**Set exercise**
Can you copy every line of the entries below word for word, omitting the pictures?

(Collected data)
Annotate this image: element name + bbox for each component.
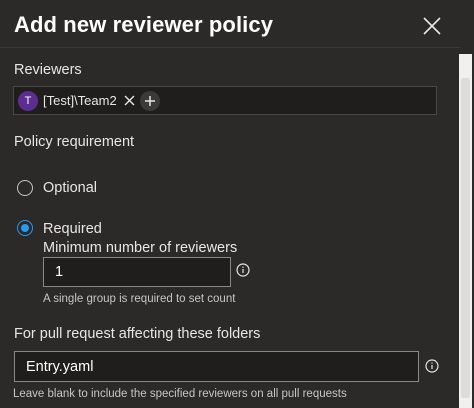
reviewer-chip: T [Test]\Team2 — [18, 90, 137, 111]
close-icon — [423, 17, 441, 35]
reviewer-policy-panel: Add new reviewer policy Reviewers T [Tes… — [0, 0, 474, 408]
radio-required-label[interactable]: Required — [43, 221, 102, 237]
info-icon[interactable] — [236, 263, 250, 277]
scrollbar-thumb[interactable] — [461, 78, 470, 398]
header-divider — [0, 47, 460, 48]
info-icon[interactable] — [425, 359, 439, 373]
close-button[interactable] — [420, 14, 444, 38]
folders-label: For pull request affecting these folders — [14, 326, 261, 342]
reviewer-name: [Test]\Team2 — [43, 93, 117, 108]
radio-optional[interactable] — [17, 180, 33, 196]
plus-icon — [145, 96, 155, 106]
scrollbar[interactable] — [459, 54, 472, 408]
policy-requirement-label: Policy requirement — [14, 134, 135, 150]
min-reviewers-helper: A single group is required to set count — [43, 293, 236, 305]
reviewers-picker[interactable]: T [Test]\Team2 — [13, 86, 437, 115]
remove-reviewer-button[interactable] — [123, 94, 137, 108]
add-reviewer-button[interactable] — [140, 91, 160, 111]
radio-required[interactable] — [17, 220, 33, 236]
folders-input[interactable]: Entry.yaml — [14, 351, 419, 382]
min-reviewers-input[interactable]: 1 — [43, 257, 231, 287]
radio-selected-dot — [20, 223, 29, 232]
min-reviewers-label: Minimum number of reviewers — [43, 240, 238, 256]
close-icon — [124, 95, 135, 106]
avatar: T — [18, 90, 38, 111]
folders-helper: Leave blank to include the specified rev… — [13, 388, 347, 400]
radio-optional-label[interactable]: Optional — [43, 180, 97, 196]
reviewers-label: Reviewers — [14, 62, 82, 78]
panel-title: Add new reviewer policy — [14, 12, 274, 37]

**Problem solution**
Annotate this image: element name + bbox for each component.
reviewer-chip: T [Test]\Team2 — [18, 90, 137, 111]
close-icon — [423, 17, 441, 35]
reviewer-policy-panel: Add new reviewer policy Reviewers T [Tes… — [0, 0, 474, 408]
radio-required-label[interactable]: Required — [43, 221, 102, 237]
info-icon[interactable] — [236, 263, 250, 277]
scrollbar-thumb[interactable] — [461, 78, 470, 398]
header-divider — [0, 47, 460, 48]
info-icon[interactable] — [425, 359, 439, 373]
close-button[interactable] — [420, 14, 444, 38]
folders-label: For pull request affecting these folders — [14, 326, 261, 342]
reviewer-name: [Test]\Team2 — [43, 93, 117, 108]
radio-optional[interactable] — [17, 180, 33, 196]
plus-icon — [145, 96, 155, 106]
scrollbar[interactable] — [459, 54, 472, 408]
policy-requirement-label: Policy requirement — [14, 134, 135, 150]
min-reviewers-helper: A single group is required to set count — [43, 293, 236, 305]
reviewers-picker[interactable]: T [Test]\Team2 — [13, 86, 437, 115]
remove-reviewer-button[interactable] — [123, 94, 137, 108]
add-reviewer-button[interactable] — [140, 91, 160, 111]
radio-required[interactable] — [17, 220, 33, 236]
folders-input[interactable]: Entry.yaml — [14, 351, 419, 382]
min-reviewers-input[interactable]: 1 — [43, 257, 231, 287]
radio-selected-dot — [20, 223, 29, 232]
min-reviewers-label: Minimum number of reviewers — [43, 240, 238, 256]
close-icon — [124, 95, 135, 106]
avatar: T — [18, 90, 38, 111]
folders-helper: Leave blank to include the specified rev… — [13, 388, 347, 400]
radio-optional-label[interactable]: Optional — [43, 180, 97, 196]
reviewers-label: Reviewers — [14, 62, 82, 78]
panel-title: Add new reviewer policy — [14, 12, 274, 37]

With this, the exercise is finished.